— BEGIN —

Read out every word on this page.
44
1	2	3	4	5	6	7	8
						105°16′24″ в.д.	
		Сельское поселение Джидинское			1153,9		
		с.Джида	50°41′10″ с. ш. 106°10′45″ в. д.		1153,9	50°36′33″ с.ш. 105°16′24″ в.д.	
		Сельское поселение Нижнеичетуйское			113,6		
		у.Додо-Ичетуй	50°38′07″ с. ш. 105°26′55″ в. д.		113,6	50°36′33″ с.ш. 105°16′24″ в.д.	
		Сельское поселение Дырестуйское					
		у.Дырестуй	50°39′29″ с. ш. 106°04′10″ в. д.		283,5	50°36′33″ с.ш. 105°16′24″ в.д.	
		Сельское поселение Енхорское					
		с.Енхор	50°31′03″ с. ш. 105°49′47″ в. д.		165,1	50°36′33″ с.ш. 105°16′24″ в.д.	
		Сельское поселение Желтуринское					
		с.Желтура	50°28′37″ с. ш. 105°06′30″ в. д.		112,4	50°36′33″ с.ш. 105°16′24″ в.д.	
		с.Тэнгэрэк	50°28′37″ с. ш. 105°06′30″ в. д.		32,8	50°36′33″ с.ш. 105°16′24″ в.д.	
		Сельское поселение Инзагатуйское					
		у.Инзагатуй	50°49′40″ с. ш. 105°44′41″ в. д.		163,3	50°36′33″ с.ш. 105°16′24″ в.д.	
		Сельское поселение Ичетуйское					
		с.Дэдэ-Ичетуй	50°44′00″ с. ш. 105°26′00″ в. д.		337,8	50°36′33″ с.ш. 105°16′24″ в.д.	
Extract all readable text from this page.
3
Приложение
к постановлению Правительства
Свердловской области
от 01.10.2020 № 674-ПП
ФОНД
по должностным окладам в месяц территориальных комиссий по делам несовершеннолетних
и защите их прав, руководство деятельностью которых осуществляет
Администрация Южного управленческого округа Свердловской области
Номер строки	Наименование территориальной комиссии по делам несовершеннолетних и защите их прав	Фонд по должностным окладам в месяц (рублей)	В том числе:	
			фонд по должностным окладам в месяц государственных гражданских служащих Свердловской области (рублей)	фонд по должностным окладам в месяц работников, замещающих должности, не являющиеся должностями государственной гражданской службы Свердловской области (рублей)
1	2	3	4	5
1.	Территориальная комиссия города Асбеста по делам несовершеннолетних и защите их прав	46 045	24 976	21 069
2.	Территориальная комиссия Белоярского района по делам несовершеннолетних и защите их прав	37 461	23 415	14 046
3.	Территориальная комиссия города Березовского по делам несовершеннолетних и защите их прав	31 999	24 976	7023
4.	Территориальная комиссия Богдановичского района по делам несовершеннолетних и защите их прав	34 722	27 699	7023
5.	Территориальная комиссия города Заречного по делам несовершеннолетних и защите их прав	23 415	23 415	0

— END —
— BEGIN —

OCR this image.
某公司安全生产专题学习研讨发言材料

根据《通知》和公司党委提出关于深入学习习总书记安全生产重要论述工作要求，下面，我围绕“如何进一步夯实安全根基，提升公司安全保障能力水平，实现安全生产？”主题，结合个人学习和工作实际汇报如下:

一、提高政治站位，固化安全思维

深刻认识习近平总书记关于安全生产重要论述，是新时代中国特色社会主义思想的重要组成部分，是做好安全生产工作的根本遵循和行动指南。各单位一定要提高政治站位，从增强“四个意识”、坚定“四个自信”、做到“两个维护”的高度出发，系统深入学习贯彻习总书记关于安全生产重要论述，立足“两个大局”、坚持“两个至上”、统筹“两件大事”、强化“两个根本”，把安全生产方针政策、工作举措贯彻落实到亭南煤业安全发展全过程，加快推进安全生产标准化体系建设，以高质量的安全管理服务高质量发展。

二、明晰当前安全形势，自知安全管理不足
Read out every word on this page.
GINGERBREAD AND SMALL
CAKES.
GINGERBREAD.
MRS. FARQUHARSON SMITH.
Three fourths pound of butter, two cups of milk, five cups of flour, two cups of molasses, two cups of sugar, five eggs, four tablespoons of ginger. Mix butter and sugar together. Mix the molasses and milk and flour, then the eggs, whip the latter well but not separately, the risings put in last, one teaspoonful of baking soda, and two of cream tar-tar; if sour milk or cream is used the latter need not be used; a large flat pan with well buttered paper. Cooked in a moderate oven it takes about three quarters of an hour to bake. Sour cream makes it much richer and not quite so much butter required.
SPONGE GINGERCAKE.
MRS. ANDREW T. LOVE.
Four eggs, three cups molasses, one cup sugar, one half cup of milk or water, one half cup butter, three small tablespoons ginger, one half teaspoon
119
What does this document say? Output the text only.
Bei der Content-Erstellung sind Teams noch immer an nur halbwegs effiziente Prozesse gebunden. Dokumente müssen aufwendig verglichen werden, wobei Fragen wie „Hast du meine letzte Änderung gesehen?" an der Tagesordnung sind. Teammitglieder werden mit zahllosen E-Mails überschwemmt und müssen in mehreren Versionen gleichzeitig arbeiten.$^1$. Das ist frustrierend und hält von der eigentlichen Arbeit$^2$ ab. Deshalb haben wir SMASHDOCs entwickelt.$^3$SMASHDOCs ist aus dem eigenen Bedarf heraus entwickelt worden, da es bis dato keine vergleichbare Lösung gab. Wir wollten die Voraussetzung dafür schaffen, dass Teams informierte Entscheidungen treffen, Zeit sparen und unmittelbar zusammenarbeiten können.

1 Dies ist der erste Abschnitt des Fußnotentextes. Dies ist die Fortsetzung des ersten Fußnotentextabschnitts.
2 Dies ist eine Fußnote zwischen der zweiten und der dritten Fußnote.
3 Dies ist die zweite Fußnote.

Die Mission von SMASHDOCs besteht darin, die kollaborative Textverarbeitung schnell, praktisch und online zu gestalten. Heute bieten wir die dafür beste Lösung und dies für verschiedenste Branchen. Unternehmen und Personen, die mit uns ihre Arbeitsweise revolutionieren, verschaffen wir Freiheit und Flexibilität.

— END —

* [What you have to do] Find the lines above holding the word "района" and show them.

* [Written solution]
2.	Территориальная комиссия Белоярского района по делам несовершеннолетних и защите их прав	37 461	23 415	14 046
4.	Территориальная комиссия Богдановичского района по делам несовершеннолетних и защите их прав	34 722	27 699	7023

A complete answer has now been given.